Your task is to repeat the lines below exactly, excluding any pictures they contain.

Stored data
*****

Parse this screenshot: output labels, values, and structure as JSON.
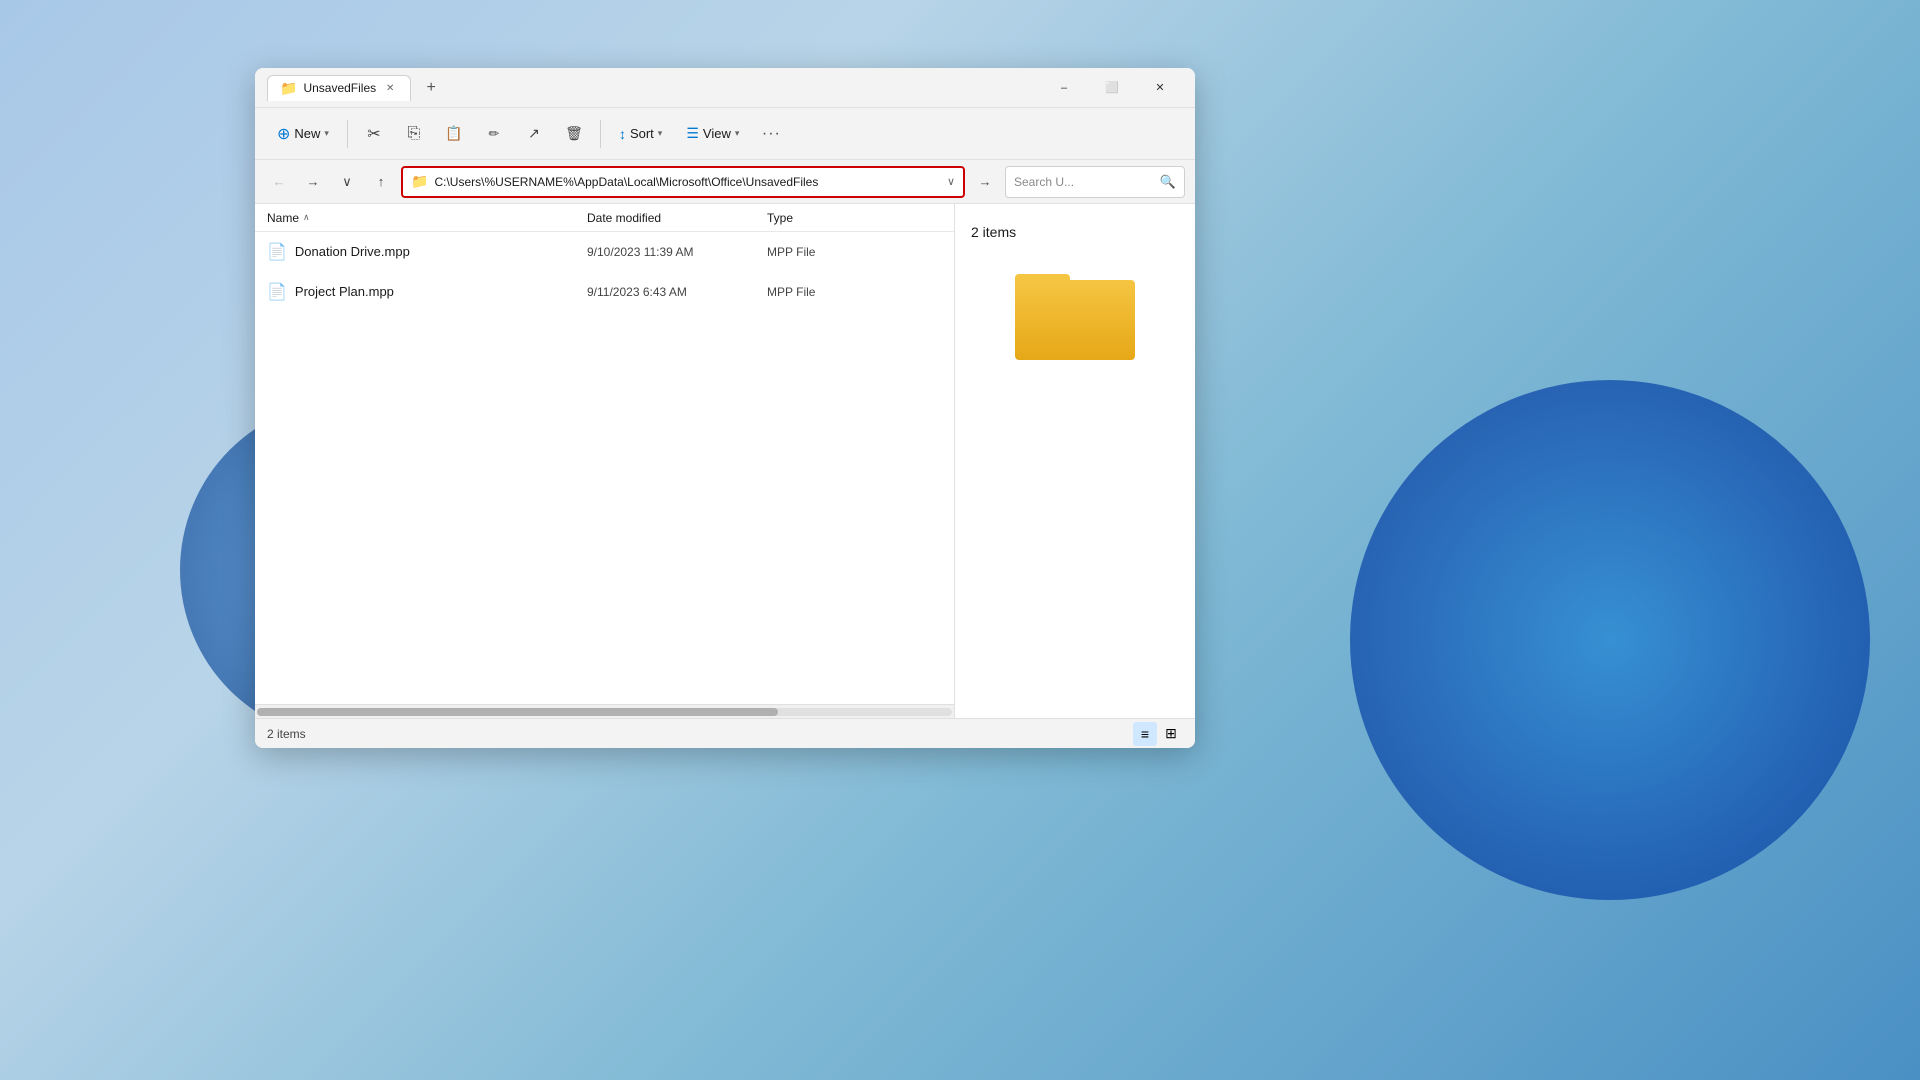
{
  "background": {
    "description": "Windows 11 blue swirl wallpaper"
  },
  "window": {
    "title": "UnsavedFiles",
    "tab_label": "UnsavedFiles",
    "tab_add_label": "+",
    "controls": {
      "minimize": "–",
      "maximize": "⬜",
      "close": "✕"
    }
  },
  "toolbar": {
    "new_label": "New",
    "new_icon": "⊕",
    "cut_icon": "✂",
    "copy_icon": "⎘",
    "paste_icon": "📋",
    "rename_icon": "✏",
    "share_icon": "↗",
    "delete_icon": "🗑",
    "sort_label": "Sort",
    "sort_icon": "↕",
    "view_label": "View",
    "view_icon": "☰",
    "more_icon": "•••"
  },
  "addressbar": {
    "back_icon": "←",
    "forward_icon": "→",
    "dropdown_icon": "∨",
    "up_icon": "↑",
    "path": "C:\\Users\\%USERNAME%\\AppData\\Local\\Microsoft\\Office\\UnsavedFiles",
    "go_icon": "→",
    "search_placeholder": "Search U...",
    "search_icon": "🔍"
  },
  "columns": {
    "name": "Name",
    "sort_arrow": "∧",
    "date_modified": "Date modified",
    "type": "Type"
  },
  "files": [
    {
      "name": "Donation Drive.mpp",
      "date": "9/10/2023 11:39 AM",
      "type": "MPP File"
    },
    {
      "name": "Project Plan.mpp",
      "date": "9/11/2023 6:43 AM",
      "type": "MPP File"
    }
  ],
  "preview": {
    "count_label": "2 items"
  },
  "statusbar": {
    "count_label": "2 items",
    "list_view_icon": "≡",
    "grid_view_icon": "⊞"
  }
}
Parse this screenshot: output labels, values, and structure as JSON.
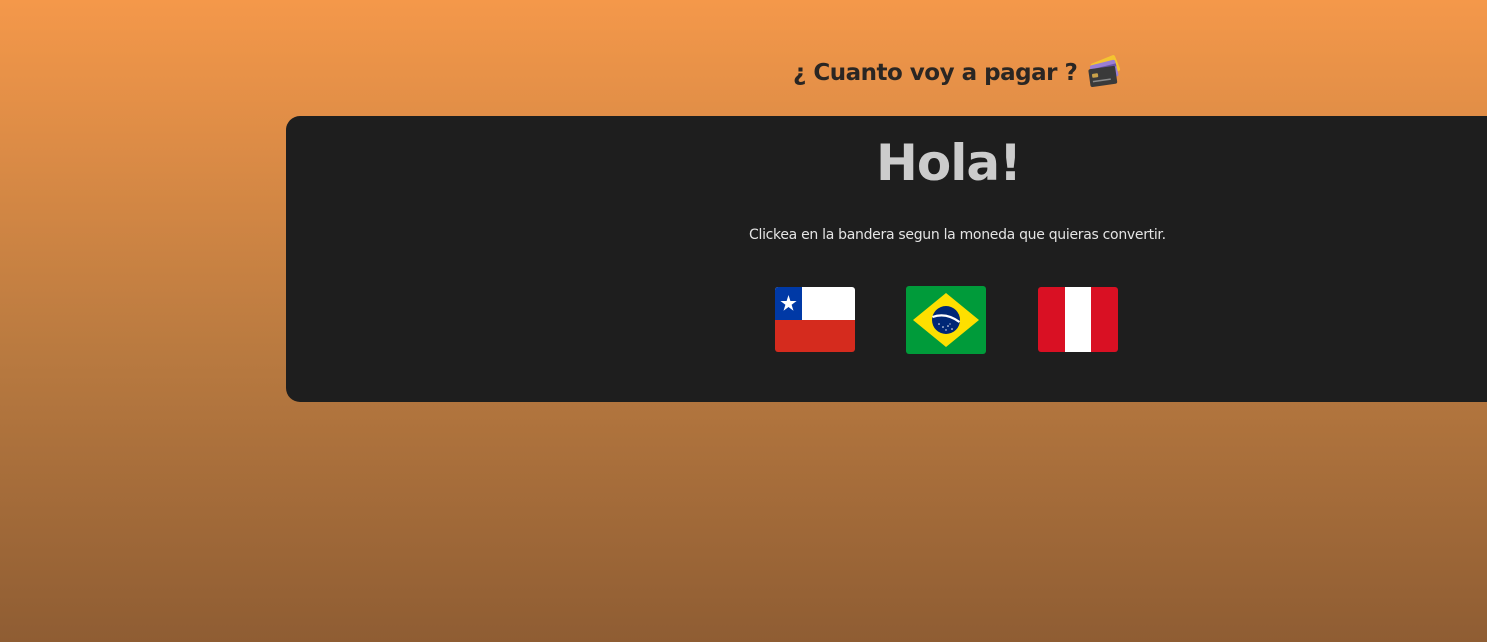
{
  "header": {
    "title": "¿ Cuanto voy a pagar ?",
    "icon": "credit-card-icon"
  },
  "main": {
    "greeting": "Hola!",
    "hint": "Clickea en la bandera segun la moneda que quieras convertir."
  },
  "flags": [
    {
      "name": "chile-flag",
      "icon": "flag-chile-icon"
    },
    {
      "name": "brazil-flag",
      "icon": "flag-brazil-icon"
    },
    {
      "name": "peru-flag",
      "icon": "flag-peru-icon"
    }
  ],
  "colors": {
    "background_top": "#f4984a",
    "background_bottom": "#8f5d33",
    "panel": "#1e1e1e",
    "greeting": "#cccccc"
  }
}
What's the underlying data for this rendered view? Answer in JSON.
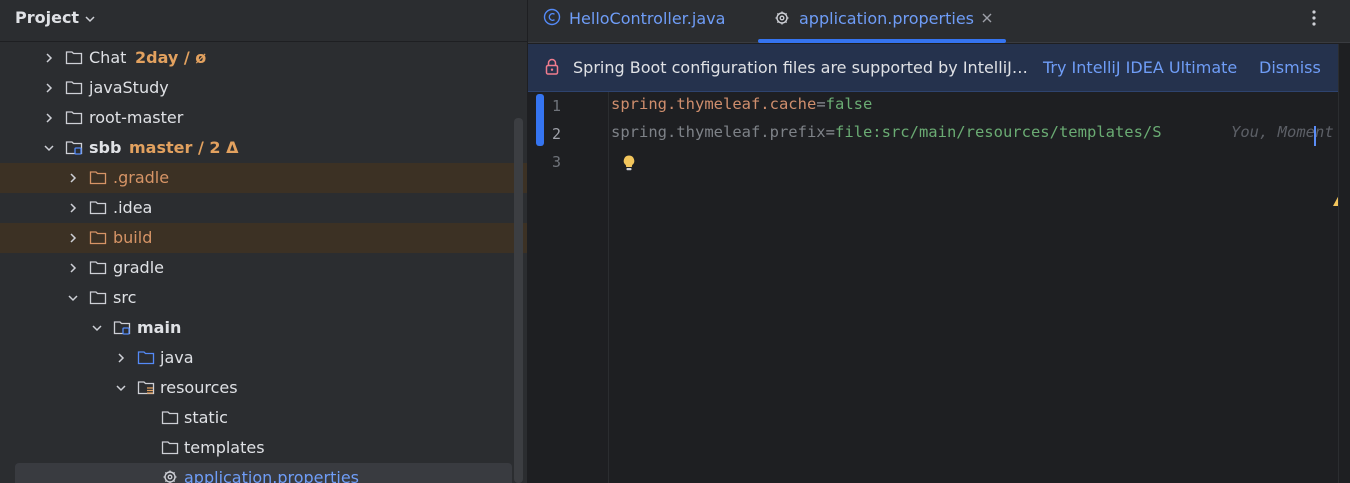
{
  "project_panel": {
    "title": "Project",
    "tree": [
      {
        "label": "Chat",
        "vcs": "2day / ø"
      },
      {
        "label": "javaStudy"
      },
      {
        "label": "root-master"
      },
      {
        "label": "sbb",
        "vcs": "master / 2 Δ"
      },
      {
        "label": ".gradle"
      },
      {
        "label": ".idea"
      },
      {
        "label": "build"
      },
      {
        "label": "gradle"
      },
      {
        "label": "src"
      },
      {
        "label": "main"
      },
      {
        "label": "java"
      },
      {
        "label": "resources"
      },
      {
        "label": "static"
      },
      {
        "label": "templates"
      },
      {
        "label": "application.properties"
      }
    ]
  },
  "tabs": [
    {
      "label": "HelloController.java",
      "icon": "java-class-icon",
      "active": false
    },
    {
      "label": "application.properties",
      "icon": "gear-icon",
      "active": true
    }
  ],
  "banner": {
    "text": "Spring Boot configuration files are supported by IntelliJ…",
    "try_label": "Try IntelliJ IDEA Ultimate",
    "dismiss_label": "Dismiss"
  },
  "editor": {
    "line_numbers": [
      "1",
      "2",
      "3"
    ],
    "line1": {
      "key": "spring.thymeleaf.cache",
      "eq": "=",
      "value": "false"
    },
    "line2": {
      "key": "spring.thymeleaf.prefix",
      "eq": "=",
      "value": "file:src/main/resources/templates/S"
    },
    "inline_blame": "You, Moment",
    "warning_count": "1"
  },
  "colors": {
    "accent": "#3574f0",
    "link": "#6f9df7",
    "excluded_folder_bg": "#3c3124",
    "vcs_branch": "#e2a15f",
    "property_key": "#cf8e6d",
    "property_value": "#6aab73",
    "warning": "#f2c55c"
  }
}
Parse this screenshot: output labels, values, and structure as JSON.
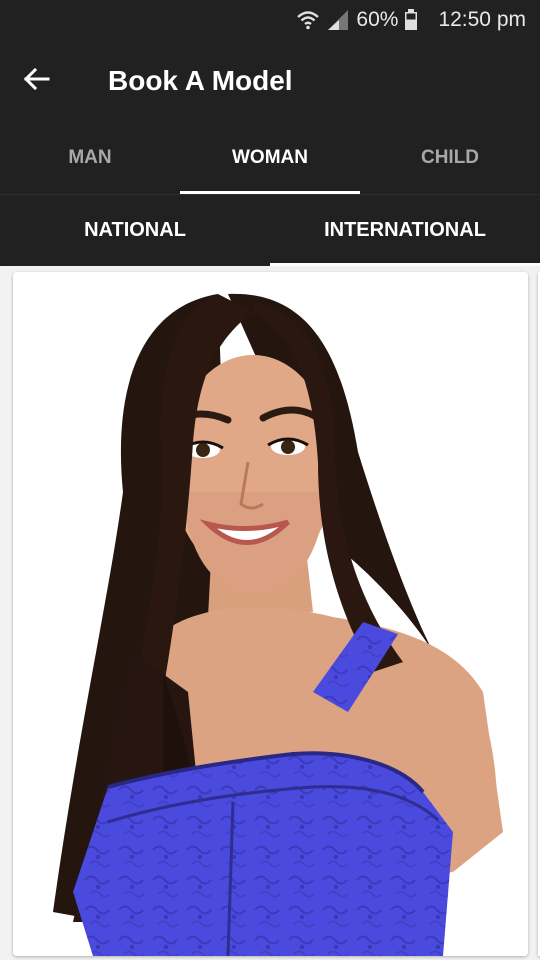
{
  "status_bar": {
    "battery": "60%",
    "time": "12:50 pm",
    "icons": [
      "wifi-icon",
      "signal-icon",
      "battery-icon"
    ]
  },
  "app_bar": {
    "title": "Book A Model",
    "back_icon": "arrow-back-icon"
  },
  "tabs": [
    {
      "label": "MAN",
      "active": false
    },
    {
      "label": "WOMAN",
      "active": true
    },
    {
      "label": "CHILD",
      "active": false
    }
  ],
  "subtabs": [
    {
      "label": "NATIONAL",
      "active": false
    },
    {
      "label": "INTERNATIONAL",
      "active": true
    }
  ],
  "colors": {
    "bar_background": "#212121",
    "active_text": "#ffffff",
    "inactive_text": "#a8a8a8",
    "dress_blue": "#4a4adf"
  }
}
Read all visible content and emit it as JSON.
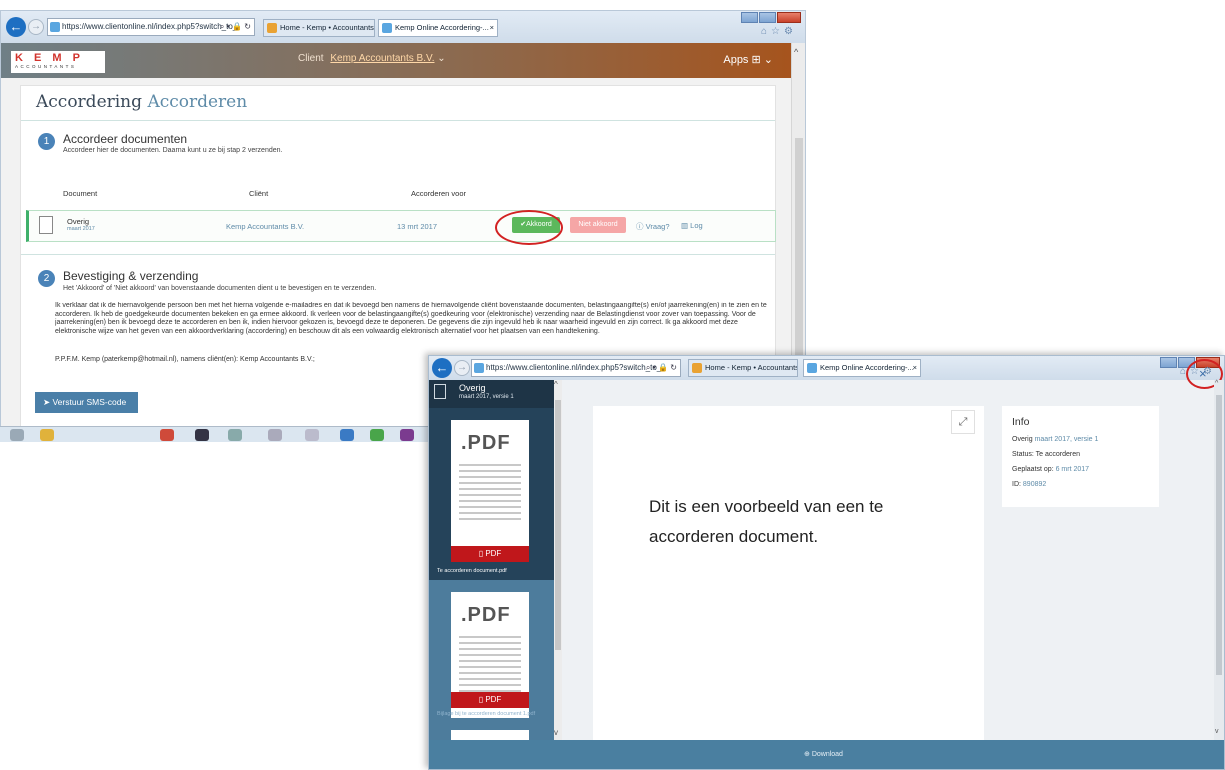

*****

- Correct output
Parse this screenshot: output labels, values, and structure as JSON.
{
  "background": {
    "description": "Windows 11 blue swirl wallpaper"
  },
  "window": {
    "title": "UnsavedFiles",
    "tab_label": "UnsavedFiles",
    "tab_add_label": "+",
    "controls": {
      "minimize": "–",
      "maximize": "⬜",
      "close": "✕"
    }
  },
  "toolbar": {
    "new_label": "New",
    "new_icon": "⊕",
    "cut_icon": "✂",
    "copy_icon": "⎘",
    "paste_icon": "📋",
    "rename_icon": "✏",
    "share_icon": "↗",
    "delete_icon": "🗑",
    "sort_label": "Sort",
    "sort_icon": "↕",
    "view_label": "View",
    "view_icon": "☰",
    "more_icon": "•••"
  },
  "addressbar": {
    "back_icon": "←",
    "forward_icon": "→",
    "dropdown_icon": "∨",
    "up_icon": "↑",
    "path": "C:\\Users\\%USERNAME%\\AppData\\Local\\Microsoft\\Office\\UnsavedFiles",
    "go_icon": "→",
    "search_placeholder": "Search U...",
    "search_icon": "🔍"
  },
  "columns": {
    "name": "Name",
    "sort_arrow": "∧",
    "date_modified": "Date modified",
    "type": "Type"
  },
  "files": [
    {
      "name": "Donation Drive.mpp",
      "date": "9/10/2023 11:39 AM",
      "type": "MPP File"
    },
    {
      "name": "Project Plan.mpp",
      "date": "9/11/2023 6:43 AM",
      "type": "MPP File"
    }
  ],
  "preview": {
    "count_label": "2 items"
  },
  "statusbar": {
    "count_label": "2 items",
    "list_view_icon": "≡",
    "grid_view_icon": "⊞"
  }
}
Parse this screenshot: output labels, values, and structure as JSON.
{
  "header": {
    "title": "¿ Cuanto voy a pagar ?",
    "icon": "credit-card-icon"
  },
  "main": {
    "greeting": "Hola!",
    "hint": "Clickea en la bandera segun la moneda que quieras convertir."
  },
  "flags": [
    {
      "name": "chile-flag",
      "icon": "flag-chile-icon"
    },
    {
      "name": "brazil-flag",
      "icon": "flag-brazil-icon"
    },
    {
      "name": "peru-flag",
      "icon": "flag-peru-icon"
    }
  ],
  "colors": {
    "background_top": "#f4984a",
    "background_bottom": "#8f5d33",
    "panel": "#1e1e1e",
    "greeting": "#cccccc"
  }
}
What's the underlying data for this rendered view? Answer in JSON.
{
  "project_panel": {
    "title": "Project",
    "tree": [
      {
        "label": "Chat",
        "vcs": "2day / ø"
      },
      {
        "label": "javaStudy"
      },
      {
        "label": "root-master"
      },
      {
        "label": "sbb",
        "vcs": "master / 2 Δ"
      },
      {
        "label": ".gradle"
      },
      {
        "label": ".idea"
      },
      {
        "label": "build"
      },
      {
        "label": "gradle"
      },
      {
        "label": "src"
      },
      {
        "label": "main"
      },
      {
        "label": "java"
      },
      {
        "label": "resources"
      },
      {
        "label": "static"
      },
      {
        "label": "templates"
      },
      {
        "label": "application.properties"
      }
    ]
  },
  "tabs": [
    {
      "label": "HelloController.java",
      "icon": "java-class-icon",
      "active": false
    },
    {
      "label": "application.properties",
      "icon": "gear-icon",
      "active": true
    }
  ],
  "banner": {
    "text": "Spring Boot configuration files are supported by IntelliJ…",
    "try_label": "Try IntelliJ IDEA Ultimate",
    "dismiss_label": "Dismiss"
  },
  "editor": {
    "line_numbers": [
      "1",
      "2",
      "3"
    ],
    "line1": {
      "key": "spring.thymeleaf.cache",
      "eq": "=",
      "value": "false"
    },
    "line2": {
      "key": "spring.thymeleaf.prefix",
      "eq": "=",
      "value": "file:src/main/resources/templates/S"
    },
    "inline_blame": "You, Moment",
    "warning_count": "1"
  },
  "colors": {
    "accent": "#3574f0",
    "link": "#6f9df7",
    "excluded_folder_bg": "#3c3124",
    "vcs_branch": "#e2a15f",
    "property_key": "#cf8e6d",
    "property_value": "#6aab73",
    "warning": "#f2c55c"
  }
}
Parse this screenshot: output labels, values, and structure as JSON.
{
  "status_bar": {
    "battery": "60%",
    "time": "12:50 pm",
    "icons": [
      "wifi-icon",
      "signal-icon",
      "battery-icon"
    ]
  },
  "app_bar": {
    "title": "Book A Model",
    "back_icon": "arrow-back-icon"
  },
  "tabs": [
    {
      "label": "MAN",
      "active": false
    },
    {
      "label": "WOMAN",
      "active": true
    },
    {
      "label": "CHILD",
      "active": false
    }
  ],
  "subtabs": [
    {
      "label": "NATIONAL",
      "active": false
    },
    {
      "label": "INTERNATIONAL",
      "active": true
    }
  ],
  "colors": {
    "bar_background": "#212121",
    "active_text": "#ffffff",
    "inactive_text": "#a8a8a8",
    "dress_blue": "#4a4adf"
  }
}
Read all visible content and emit it as JSON.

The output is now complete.